Locate the line that contains "What's the underlying". Print it and every subsequent line through the final line of the records, exactly and only those.

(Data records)
* BEGIN *

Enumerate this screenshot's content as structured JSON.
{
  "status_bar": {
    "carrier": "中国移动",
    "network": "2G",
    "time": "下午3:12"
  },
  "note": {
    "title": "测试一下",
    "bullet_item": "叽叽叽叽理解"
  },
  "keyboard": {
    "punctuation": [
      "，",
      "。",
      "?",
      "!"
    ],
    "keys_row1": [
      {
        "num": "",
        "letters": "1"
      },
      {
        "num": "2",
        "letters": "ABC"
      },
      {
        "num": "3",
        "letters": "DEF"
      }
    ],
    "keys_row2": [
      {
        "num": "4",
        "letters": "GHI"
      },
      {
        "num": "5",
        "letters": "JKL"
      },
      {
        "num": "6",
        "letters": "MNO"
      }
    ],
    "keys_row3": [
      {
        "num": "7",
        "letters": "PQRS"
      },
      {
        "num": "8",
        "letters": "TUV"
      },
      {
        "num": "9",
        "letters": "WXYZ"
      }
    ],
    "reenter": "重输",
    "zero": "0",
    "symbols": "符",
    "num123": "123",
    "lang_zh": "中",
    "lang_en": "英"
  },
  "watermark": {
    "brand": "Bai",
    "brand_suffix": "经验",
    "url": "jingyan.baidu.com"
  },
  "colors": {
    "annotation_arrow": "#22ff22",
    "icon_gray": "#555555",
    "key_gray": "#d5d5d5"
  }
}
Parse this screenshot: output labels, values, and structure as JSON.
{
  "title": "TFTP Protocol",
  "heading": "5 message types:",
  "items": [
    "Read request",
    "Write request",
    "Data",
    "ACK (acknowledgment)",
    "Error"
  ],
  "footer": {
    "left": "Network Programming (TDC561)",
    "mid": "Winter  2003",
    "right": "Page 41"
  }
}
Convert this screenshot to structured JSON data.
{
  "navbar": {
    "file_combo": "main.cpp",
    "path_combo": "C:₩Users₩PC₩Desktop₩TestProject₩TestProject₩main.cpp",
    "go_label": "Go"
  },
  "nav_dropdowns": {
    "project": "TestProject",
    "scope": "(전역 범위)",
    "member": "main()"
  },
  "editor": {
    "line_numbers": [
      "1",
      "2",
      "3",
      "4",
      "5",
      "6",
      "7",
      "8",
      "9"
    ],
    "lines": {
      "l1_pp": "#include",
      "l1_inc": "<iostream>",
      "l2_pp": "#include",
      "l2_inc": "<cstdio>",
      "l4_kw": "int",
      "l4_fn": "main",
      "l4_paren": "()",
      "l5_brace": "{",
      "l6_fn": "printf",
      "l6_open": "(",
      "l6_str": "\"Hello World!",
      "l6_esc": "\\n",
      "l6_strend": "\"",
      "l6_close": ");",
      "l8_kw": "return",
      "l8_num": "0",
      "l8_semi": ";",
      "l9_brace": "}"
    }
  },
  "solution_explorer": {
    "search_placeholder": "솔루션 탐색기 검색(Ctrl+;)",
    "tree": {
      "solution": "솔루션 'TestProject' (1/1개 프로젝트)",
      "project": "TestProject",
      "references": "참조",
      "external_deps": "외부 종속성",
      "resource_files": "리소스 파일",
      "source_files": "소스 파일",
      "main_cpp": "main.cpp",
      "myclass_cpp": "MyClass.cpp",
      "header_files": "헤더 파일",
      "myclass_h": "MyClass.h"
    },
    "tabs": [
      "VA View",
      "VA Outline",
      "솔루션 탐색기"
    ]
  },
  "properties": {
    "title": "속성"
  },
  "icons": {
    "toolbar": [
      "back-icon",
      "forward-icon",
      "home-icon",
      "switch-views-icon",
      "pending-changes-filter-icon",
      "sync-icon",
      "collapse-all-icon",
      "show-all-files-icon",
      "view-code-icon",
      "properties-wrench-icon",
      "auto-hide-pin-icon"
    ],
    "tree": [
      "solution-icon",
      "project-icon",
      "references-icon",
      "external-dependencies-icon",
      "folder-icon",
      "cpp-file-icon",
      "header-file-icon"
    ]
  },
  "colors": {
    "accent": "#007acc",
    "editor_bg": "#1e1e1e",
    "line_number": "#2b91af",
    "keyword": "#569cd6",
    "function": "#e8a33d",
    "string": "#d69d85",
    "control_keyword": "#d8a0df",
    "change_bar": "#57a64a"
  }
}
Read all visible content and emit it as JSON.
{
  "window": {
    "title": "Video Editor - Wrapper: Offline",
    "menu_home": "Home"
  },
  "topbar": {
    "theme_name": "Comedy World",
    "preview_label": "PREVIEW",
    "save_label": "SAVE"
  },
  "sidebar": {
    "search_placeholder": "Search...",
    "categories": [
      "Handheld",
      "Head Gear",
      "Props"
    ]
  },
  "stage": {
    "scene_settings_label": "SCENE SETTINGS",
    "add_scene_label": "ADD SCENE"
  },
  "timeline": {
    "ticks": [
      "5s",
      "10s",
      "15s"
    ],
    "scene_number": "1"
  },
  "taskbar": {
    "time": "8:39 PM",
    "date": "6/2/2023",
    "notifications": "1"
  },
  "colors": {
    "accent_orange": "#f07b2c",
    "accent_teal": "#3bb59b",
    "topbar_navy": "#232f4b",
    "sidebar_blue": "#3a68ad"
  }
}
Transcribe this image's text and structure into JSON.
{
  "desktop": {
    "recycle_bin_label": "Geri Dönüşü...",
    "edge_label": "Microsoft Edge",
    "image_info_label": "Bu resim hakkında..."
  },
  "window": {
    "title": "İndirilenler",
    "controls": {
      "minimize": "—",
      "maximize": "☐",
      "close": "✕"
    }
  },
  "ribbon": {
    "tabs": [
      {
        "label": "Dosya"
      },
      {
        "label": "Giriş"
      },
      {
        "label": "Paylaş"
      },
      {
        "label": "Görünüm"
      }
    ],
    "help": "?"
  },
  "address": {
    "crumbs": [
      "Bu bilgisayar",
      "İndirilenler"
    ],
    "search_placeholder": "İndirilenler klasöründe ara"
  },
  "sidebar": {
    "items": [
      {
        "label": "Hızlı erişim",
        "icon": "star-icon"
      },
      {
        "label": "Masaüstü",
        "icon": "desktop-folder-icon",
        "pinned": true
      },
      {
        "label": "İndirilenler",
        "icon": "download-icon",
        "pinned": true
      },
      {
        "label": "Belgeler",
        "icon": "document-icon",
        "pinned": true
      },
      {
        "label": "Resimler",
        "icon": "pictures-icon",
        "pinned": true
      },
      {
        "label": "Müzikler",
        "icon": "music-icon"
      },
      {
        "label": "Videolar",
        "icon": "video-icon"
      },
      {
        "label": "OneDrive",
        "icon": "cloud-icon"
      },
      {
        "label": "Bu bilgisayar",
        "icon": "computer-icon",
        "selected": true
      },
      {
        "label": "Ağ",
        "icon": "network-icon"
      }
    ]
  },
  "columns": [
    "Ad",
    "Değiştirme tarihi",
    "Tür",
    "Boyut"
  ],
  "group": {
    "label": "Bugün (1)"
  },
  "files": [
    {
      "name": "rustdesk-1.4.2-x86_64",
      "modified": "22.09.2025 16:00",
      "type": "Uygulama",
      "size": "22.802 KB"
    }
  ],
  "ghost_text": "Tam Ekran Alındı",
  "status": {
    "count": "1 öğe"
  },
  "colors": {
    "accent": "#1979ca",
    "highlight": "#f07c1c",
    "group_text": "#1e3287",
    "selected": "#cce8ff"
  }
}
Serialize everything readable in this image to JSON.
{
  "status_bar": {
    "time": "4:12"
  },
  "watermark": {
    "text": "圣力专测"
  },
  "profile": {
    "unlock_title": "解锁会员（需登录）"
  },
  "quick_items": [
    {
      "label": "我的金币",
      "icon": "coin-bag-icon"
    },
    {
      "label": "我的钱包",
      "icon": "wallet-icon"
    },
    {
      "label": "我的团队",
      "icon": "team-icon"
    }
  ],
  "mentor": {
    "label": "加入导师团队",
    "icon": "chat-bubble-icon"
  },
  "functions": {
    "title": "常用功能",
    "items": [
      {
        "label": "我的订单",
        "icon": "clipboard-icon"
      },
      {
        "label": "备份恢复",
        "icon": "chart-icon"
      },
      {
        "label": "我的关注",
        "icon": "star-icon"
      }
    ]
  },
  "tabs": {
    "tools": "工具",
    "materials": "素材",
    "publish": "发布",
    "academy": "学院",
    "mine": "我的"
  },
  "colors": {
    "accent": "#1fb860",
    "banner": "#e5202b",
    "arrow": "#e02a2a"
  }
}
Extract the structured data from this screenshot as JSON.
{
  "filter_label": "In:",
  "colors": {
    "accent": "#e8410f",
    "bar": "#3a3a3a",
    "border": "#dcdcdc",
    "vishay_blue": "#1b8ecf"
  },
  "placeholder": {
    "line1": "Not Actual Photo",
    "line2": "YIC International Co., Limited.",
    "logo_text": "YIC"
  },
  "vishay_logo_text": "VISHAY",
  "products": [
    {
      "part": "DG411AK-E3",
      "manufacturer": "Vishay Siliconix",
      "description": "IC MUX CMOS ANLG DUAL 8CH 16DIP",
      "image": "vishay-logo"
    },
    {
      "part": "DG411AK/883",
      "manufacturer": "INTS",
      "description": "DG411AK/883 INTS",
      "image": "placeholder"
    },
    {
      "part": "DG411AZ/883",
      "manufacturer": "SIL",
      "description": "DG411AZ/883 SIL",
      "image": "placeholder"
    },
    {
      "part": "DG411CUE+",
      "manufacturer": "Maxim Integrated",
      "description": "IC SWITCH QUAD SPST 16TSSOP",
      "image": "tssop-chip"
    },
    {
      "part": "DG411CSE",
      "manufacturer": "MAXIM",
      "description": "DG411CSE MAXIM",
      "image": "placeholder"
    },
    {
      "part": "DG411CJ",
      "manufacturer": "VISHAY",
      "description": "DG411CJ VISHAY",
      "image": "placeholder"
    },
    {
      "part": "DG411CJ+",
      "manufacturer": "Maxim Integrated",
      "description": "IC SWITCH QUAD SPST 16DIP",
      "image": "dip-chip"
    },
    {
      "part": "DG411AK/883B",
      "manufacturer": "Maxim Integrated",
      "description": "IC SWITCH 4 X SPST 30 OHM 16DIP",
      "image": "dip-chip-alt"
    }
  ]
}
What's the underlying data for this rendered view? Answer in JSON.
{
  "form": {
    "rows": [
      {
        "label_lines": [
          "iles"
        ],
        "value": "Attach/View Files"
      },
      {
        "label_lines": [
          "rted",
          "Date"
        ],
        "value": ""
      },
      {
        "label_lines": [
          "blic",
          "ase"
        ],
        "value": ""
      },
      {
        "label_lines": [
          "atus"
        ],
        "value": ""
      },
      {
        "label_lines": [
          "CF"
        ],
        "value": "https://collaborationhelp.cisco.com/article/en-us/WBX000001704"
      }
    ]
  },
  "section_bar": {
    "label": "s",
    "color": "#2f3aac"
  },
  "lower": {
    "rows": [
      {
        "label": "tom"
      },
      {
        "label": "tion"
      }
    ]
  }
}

* END *

- [SOLVED EXERCISE]:
What's the underlying data for this rendered view? Answer in JSON.
{
  "form": {
    "rows": [
      {
        "label_lines": [
          "iles"
        ],
        "value": "Attach/View Files"
      },
      {
        "label_lines": [
          "rted",
          "Date"
        ],
        "value": ""
      },
      {
        "label_lines": [
          "blic",
          "ase"
        ],
        "value": ""
      },
      {
        "label_lines": [
          "atus"
        ],
        "value": ""
      },
      {
        "label_lines": [
          "CF"
        ],
        "value": "https://collaborationhelp.cisco.com/article/en-us/WBX000001704"
      }
    ]
  },
  "section_bar": {
    "label": "s",
    "color": "#2f3aac"
  },
  "lower": {
    "rows": [
      {
        "label": "tom"
      },
      {
        "label": "tion"
      }
    ]
  }
}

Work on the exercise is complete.